--- Extracted data entries ---
##########
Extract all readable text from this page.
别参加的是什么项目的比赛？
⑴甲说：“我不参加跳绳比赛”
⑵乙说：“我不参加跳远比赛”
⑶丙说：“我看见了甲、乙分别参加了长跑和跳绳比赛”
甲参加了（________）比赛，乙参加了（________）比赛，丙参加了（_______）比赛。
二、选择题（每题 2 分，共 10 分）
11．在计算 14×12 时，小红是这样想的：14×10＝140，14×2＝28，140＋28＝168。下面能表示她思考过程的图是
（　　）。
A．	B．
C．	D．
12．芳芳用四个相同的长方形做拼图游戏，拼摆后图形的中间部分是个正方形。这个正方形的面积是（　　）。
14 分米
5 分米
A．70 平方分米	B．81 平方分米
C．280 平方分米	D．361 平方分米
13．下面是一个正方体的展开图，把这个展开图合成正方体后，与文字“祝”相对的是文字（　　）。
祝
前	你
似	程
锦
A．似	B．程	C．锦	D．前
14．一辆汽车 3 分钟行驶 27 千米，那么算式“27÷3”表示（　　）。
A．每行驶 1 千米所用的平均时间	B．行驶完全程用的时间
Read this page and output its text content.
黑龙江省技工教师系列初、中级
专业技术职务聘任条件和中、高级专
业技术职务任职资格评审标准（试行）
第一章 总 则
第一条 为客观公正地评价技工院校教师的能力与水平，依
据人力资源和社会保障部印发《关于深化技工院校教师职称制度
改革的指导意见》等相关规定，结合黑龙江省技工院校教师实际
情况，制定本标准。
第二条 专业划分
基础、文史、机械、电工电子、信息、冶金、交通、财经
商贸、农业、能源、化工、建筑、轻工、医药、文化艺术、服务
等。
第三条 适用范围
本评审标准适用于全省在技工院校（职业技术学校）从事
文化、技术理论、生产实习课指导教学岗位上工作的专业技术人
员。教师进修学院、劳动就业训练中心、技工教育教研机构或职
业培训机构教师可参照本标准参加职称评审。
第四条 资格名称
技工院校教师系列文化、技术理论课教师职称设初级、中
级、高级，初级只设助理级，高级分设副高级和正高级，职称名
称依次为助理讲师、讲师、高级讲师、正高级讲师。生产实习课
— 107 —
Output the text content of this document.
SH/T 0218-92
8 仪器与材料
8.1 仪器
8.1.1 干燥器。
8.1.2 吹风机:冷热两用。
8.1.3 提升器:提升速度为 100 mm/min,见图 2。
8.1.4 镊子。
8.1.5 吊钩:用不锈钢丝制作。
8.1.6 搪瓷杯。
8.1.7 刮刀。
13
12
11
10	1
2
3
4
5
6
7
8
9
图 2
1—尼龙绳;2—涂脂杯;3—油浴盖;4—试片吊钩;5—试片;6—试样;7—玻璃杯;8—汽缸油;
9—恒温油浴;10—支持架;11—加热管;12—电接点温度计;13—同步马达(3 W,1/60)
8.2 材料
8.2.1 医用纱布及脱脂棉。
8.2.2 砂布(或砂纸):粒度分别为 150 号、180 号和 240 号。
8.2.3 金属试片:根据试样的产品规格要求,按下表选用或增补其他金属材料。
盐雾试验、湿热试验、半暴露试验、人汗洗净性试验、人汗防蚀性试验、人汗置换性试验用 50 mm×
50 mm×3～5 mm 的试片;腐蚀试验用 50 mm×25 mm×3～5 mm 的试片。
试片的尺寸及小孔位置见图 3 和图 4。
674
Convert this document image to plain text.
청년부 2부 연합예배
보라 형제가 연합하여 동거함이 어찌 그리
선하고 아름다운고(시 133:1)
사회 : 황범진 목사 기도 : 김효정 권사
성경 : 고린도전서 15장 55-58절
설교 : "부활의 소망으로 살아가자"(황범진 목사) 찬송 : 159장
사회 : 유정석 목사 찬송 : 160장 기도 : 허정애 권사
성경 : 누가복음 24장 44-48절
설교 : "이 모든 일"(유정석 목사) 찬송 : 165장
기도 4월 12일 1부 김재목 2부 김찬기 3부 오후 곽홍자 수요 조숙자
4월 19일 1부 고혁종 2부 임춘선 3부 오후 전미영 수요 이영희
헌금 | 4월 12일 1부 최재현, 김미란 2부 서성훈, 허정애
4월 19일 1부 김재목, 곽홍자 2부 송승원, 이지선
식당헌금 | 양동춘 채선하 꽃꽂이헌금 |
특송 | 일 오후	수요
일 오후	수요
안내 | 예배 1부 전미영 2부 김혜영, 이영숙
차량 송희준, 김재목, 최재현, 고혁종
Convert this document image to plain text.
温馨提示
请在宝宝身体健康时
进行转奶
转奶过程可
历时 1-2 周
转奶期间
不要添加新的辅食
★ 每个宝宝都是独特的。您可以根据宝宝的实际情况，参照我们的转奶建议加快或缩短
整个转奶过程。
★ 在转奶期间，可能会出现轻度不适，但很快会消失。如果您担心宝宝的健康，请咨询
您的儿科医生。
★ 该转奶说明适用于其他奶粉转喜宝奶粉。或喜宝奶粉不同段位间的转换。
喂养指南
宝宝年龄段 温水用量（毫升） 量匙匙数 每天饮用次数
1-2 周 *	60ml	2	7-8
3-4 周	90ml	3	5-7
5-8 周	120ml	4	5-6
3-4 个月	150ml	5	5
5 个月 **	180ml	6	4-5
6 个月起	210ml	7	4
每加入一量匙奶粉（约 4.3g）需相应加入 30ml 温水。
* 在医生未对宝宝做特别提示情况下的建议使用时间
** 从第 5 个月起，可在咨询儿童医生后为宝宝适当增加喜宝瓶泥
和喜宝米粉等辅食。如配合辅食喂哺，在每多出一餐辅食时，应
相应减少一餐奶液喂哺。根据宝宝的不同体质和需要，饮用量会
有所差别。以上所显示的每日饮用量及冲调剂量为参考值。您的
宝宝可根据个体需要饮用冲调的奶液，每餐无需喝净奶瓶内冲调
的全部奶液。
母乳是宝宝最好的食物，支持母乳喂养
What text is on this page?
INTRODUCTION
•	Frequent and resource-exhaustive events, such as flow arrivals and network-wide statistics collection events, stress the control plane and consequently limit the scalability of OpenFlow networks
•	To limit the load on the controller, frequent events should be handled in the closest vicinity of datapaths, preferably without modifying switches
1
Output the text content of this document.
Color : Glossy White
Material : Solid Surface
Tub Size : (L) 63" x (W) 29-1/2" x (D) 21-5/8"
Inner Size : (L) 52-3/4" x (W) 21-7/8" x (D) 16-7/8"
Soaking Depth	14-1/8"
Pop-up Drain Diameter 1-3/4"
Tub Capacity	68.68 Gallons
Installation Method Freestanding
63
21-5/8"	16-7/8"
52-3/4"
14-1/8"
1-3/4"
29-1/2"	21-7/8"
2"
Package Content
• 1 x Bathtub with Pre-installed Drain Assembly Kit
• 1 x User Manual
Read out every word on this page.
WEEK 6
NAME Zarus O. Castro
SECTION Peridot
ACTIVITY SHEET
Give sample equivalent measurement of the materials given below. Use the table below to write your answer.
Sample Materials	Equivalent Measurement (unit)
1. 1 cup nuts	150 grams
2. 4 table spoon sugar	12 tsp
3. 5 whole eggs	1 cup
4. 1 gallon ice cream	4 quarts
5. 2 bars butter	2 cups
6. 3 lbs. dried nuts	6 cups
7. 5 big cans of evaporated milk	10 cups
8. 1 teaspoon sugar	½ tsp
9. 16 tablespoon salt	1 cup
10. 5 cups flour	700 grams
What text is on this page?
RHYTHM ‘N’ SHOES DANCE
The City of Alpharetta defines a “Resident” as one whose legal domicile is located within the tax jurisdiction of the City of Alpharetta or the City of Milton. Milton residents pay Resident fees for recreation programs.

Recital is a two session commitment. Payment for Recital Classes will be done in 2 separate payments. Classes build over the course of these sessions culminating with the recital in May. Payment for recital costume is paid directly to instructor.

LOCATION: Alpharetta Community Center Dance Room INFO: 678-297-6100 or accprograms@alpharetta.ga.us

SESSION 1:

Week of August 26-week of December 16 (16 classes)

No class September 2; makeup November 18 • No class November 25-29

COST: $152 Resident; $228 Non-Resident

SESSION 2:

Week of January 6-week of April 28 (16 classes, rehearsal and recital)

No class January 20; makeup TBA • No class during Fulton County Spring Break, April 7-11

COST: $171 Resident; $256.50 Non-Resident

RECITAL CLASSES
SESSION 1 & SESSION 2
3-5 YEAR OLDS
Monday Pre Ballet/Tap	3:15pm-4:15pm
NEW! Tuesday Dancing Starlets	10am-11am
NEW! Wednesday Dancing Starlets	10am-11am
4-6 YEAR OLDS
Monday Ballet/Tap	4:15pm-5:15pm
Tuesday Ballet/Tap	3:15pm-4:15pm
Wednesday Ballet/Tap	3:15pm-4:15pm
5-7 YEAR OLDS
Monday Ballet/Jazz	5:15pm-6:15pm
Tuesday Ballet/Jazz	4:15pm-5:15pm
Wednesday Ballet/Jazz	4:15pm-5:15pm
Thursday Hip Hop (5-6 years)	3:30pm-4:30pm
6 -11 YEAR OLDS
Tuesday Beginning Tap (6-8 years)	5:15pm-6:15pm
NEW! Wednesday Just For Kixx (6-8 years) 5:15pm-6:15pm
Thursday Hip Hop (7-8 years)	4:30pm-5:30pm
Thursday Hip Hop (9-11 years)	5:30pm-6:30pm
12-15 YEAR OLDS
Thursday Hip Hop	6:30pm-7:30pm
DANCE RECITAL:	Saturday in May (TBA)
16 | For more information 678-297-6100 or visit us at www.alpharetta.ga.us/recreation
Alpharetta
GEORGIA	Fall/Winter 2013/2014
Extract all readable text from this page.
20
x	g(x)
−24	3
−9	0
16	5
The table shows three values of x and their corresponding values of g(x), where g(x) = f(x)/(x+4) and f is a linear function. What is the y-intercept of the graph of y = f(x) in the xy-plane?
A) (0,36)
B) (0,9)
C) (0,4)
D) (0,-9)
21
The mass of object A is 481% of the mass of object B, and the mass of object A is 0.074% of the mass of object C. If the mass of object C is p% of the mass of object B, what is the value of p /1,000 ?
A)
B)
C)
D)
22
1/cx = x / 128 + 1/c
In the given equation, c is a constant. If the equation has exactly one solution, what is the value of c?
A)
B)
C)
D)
##########
--- Your instructions ---
List every line from the entries above in which "nuts" appears.

--- Written solution ---
1. 1 cup nuts	150 grams
6. 3 lbs. dried nuts	6 cups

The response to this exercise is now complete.